**TASK DETAILS:** In the material below, find every line with "TradingView" and pull it out.

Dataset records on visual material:
————————

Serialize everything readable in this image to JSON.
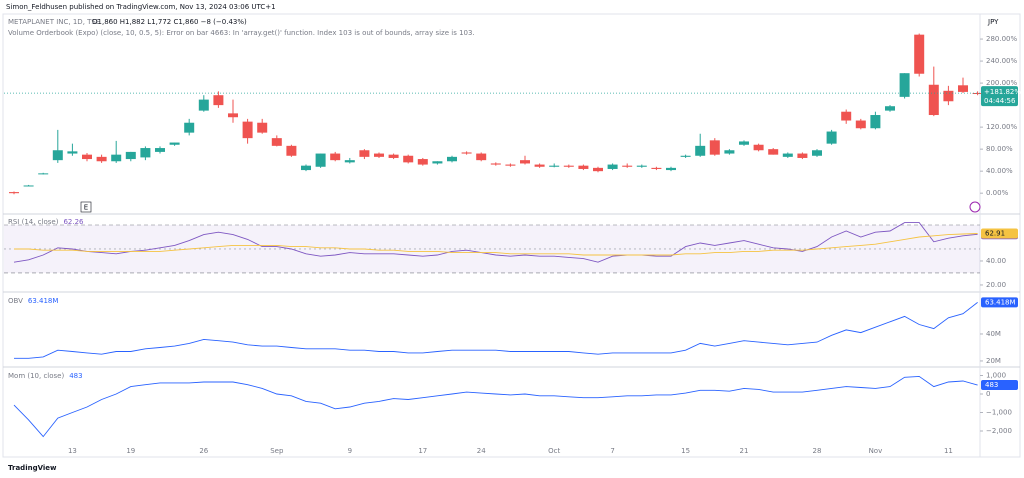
{
  "header": {
    "publisher": "Simon_Feldhusen published on TradingView.com, Nov 13, 2024 03:06 UTC+1",
    "symbol": "METAPLANET INC, 1D, TSE",
    "ohlc": "O1,860 H1,882 L1,772 C1,860 −8 (−0.43%)",
    "indicator_error": "Volume Orderbook (Expo) (close, 10, 0.5, 5): Error on bar 4663: In 'array.get()' function. Index 103 is out of bounds, array size is 103.",
    "currency": "JPY",
    "earnings_marker": "E"
  },
  "chart_data": [
    {
      "type": "candlestick",
      "up_color": "#26a69a",
      "down_color": "#ef5350",
      "categories": [
        null,
        null,
        null,
        null,
        "13",
        null,
        null,
        null,
        "19",
        null,
        null,
        null,
        null,
        "26",
        null,
        null,
        null,
        null,
        "Sep",
        null,
        null,
        null,
        null,
        "9",
        null,
        null,
        null,
        null,
        "17",
        null,
        null,
        null,
        "24",
        null,
        null,
        null,
        null,
        "Oct",
        null,
        null,
        null,
        "7",
        null,
        null,
        null,
        null,
        "15",
        null,
        null,
        null,
        "21",
        null,
        null,
        null,
        null,
        "28",
        null,
        null,
        null,
        "Nov",
        null,
        null,
        null,
        null,
        "11",
        null,
        null
      ],
      "open": [
        2,
        14,
        35,
        60,
        72,
        70,
        66,
        58,
        62,
        65,
        75,
        88,
        110,
        150,
        178,
        145,
        130,
        128,
        100,
        86,
        42,
        48,
        72,
        56,
        78,
        72,
        70,
        68,
        62,
        54,
        58,
        74,
        72,
        54,
        52,
        60,
        52,
        48,
        50,
        50,
        46,
        44,
        50,
        48,
        46,
        42,
        66,
        68,
        96,
        72,
        88,
        88,
        80,
        66,
        72,
        68,
        90,
        148,
        132,
        118,
        150,
        175,
        288,
        197,
        186,
        196,
        182
      ],
      "high": [
        3,
        15,
        37,
        115,
        90,
        73,
        70,
        95,
        75,
        85,
        85,
        92,
        135,
        178,
        185,
        170,
        135,
        135,
        105,
        88,
        52,
        72,
        75,
        64,
        80,
        74,
        72,
        70,
        64,
        58,
        68,
        76,
        74,
        56,
        54,
        68,
        54,
        54,
        52,
        52,
        48,
        54,
        54,
        52,
        48,
        48,
        70,
        108,
        100,
        80,
        96,
        90,
        82,
        74,
        74,
        80,
        115,
        152,
        135,
        148,
        160,
        218,
        290,
        230,
        195,
        210,
        185
      ],
      "low": [
        -2,
        13,
        34,
        55,
        68,
        58,
        55,
        55,
        58,
        60,
        72,
        86,
        105,
        148,
        155,
        128,
        90,
        108,
        85,
        66,
        40,
        46,
        58,
        54,
        62,
        64,
        62,
        54,
        50,
        52,
        56,
        70,
        58,
        50,
        48,
        52,
        46,
        47,
        46,
        42,
        38,
        42,
        46,
        46,
        42,
        40,
        64,
        66,
        68,
        70,
        86,
        76,
        70,
        64,
        62,
        66,
        88,
        126,
        116,
        116,
        148,
        172,
        212,
        140,
        160,
        182,
        178
      ],
      "close": [
        0,
        14,
        36,
        78,
        76,
        62,
        58,
        70,
        75,
        82,
        82,
        92,
        128,
        170,
        160,
        138,
        100,
        110,
        86,
        68,
        50,
        72,
        60,
        60,
        66,
        66,
        64,
        56,
        52,
        58,
        66,
        72,
        60,
        52,
        50,
        54,
        48,
        50,
        48,
        44,
        40,
        52,
        48,
        50,
        44,
        46,
        68,
        86,
        70,
        78,
        94,
        78,
        70,
        72,
        64,
        78,
        112,
        132,
        118,
        142,
        158,
        218,
        217,
        142,
        167,
        184,
        181.82
      ],
      "ylim": [
        -36,
        311
      ],
      "yticks": [
        {
          "value": 0,
          "label": "0.00%"
        },
        {
          "value": 40,
          "label": "40.00%"
        },
        {
          "value": 80,
          "label": "80.00%"
        },
        {
          "value": 120,
          "label": "120.00%"
        },
        {
          "value": 200,
          "label": "200.00%"
        },
        {
          "value": 240,
          "label": "240.00%"
        },
        {
          "value": 280,
          "label": "280.00%"
        }
      ],
      "last_label": {
        "value": 181.82,
        "label": "+181.82%"
      },
      "countdown": "04:44:56"
    },
    {
      "type": "line",
      "ylim": [
        15.8,
        77.5
      ],
      "yticks": [
        {
          "value": 40,
          "label": "40.00"
        },
        {
          "value": 20,
          "label": "20.00"
        }
      ],
      "band": [
        30,
        70
      ],
      "midline": 50,
      "series": [
        {
          "name": "RSI (14, close)",
          "color": "#7e57c2",
          "values": [
            39,
            41,
            45,
            51,
            50,
            48,
            47,
            46,
            48,
            49,
            51,
            53,
            57,
            62,
            64,
            62,
            58,
            52,
            52,
            50,
            46,
            44,
            45,
            47,
            46,
            46,
            46,
            45,
            44,
            45,
            48,
            49,
            47,
            45,
            44,
            45,
            44,
            44,
            43,
            42,
            39,
            44,
            45,
            45,
            44,
            44,
            52,
            55,
            53,
            55,
            57,
            54,
            51,
            50,
            48,
            52,
            60,
            65,
            60,
            64,
            65,
            72,
            72,
            56,
            59,
            61,
            62.26
          ]
        },
        {
          "color": "#f5c342",
          "values": [
            50,
            50,
            49,
            49,
            49,
            48,
            48,
            48,
            48,
            48,
            48,
            49,
            50,
            51,
            52,
            53,
            53,
            53,
            53,
            52,
            52,
            51,
            51,
            50,
            50,
            49,
            49,
            48,
            48,
            48,
            47,
            47,
            47,
            47,
            46,
            46,
            46,
            46,
            46,
            45,
            45,
            45,
            45,
            45,
            45,
            45,
            46,
            46,
            47,
            47,
            48,
            48,
            49,
            49,
            49,
            50,
            51,
            52,
            53,
            54,
            56,
            58,
            60,
            61,
            62,
            62.5,
            62.91
          ]
        }
      ]
    },
    {
      "type": "line",
      "ylim": [
        17,
        68.9
      ],
      "yticks": [
        {
          "value": 40,
          "label": "40M"
        },
        {
          "value": 20,
          "label": "20M"
        }
      ],
      "series": [
        {
          "name": "OBV",
          "color": "#2962ff",
          "values": [
            22,
            22,
            23,
            28,
            27,
            26,
            25,
            27,
            27,
            29,
            30,
            31,
            33,
            36,
            35,
            34,
            32,
            31,
            31,
            30,
            29,
            29,
            29,
            28,
            28,
            27,
            27,
            26,
            26,
            27,
            28,
            28,
            28,
            28,
            27,
            27,
            27,
            27,
            27,
            26,
            25,
            26,
            26,
            26,
            26,
            26,
            28,
            33,
            31,
            33,
            35,
            34,
            33,
            32,
            33,
            34,
            39,
            43,
            41,
            45,
            49,
            53,
            47,
            44,
            52,
            55,
            63.418
          ],
          "last_value_label": "63.418M"
        }
      ]
    },
    {
      "type": "line",
      "ylim": [
        -3405,
        1297
      ],
      "yticks": [
        {
          "value": 1000,
          "label": "1,000"
        },
        0,
        {
          "value": -1000,
          "label": "−1,000"
        },
        {
          "value": -2000,
          "label": "−2,000"
        }
      ],
      "series": [
        {
          "name": "Mom (10, close)",
          "color": "#2962ff",
          "values": [
            -600,
            -1400,
            -2300,
            -1300,
            -1000,
            -700,
            -300,
            0,
            400,
            500,
            600,
            600,
            600,
            650,
            650,
            650,
            500,
            300,
            0,
            -100,
            -400,
            -500,
            -800,
            -700,
            -500,
            -400,
            -250,
            -300,
            -200,
            -100,
            0,
            100,
            50,
            0,
            -50,
            0,
            -100,
            -100,
            -150,
            -200,
            -200,
            -150,
            -100,
            -100,
            -50,
            -50,
            50,
            200,
            200,
            150,
            300,
            250,
            100,
            100,
            100,
            200,
            300,
            400,
            350,
            300,
            400,
            900,
            950,
            400,
            650,
            700,
            483
          ]
        }
      ]
    }
  ],
  "footer": {
    "brand": "TradingView"
  }
}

————————

**TASK RESULT:**
    "publisher": "Simon_Feldhusen published on TradingView.com, Nov 13, 2024 03:06 UTC+1",
    "brand": "TradingView"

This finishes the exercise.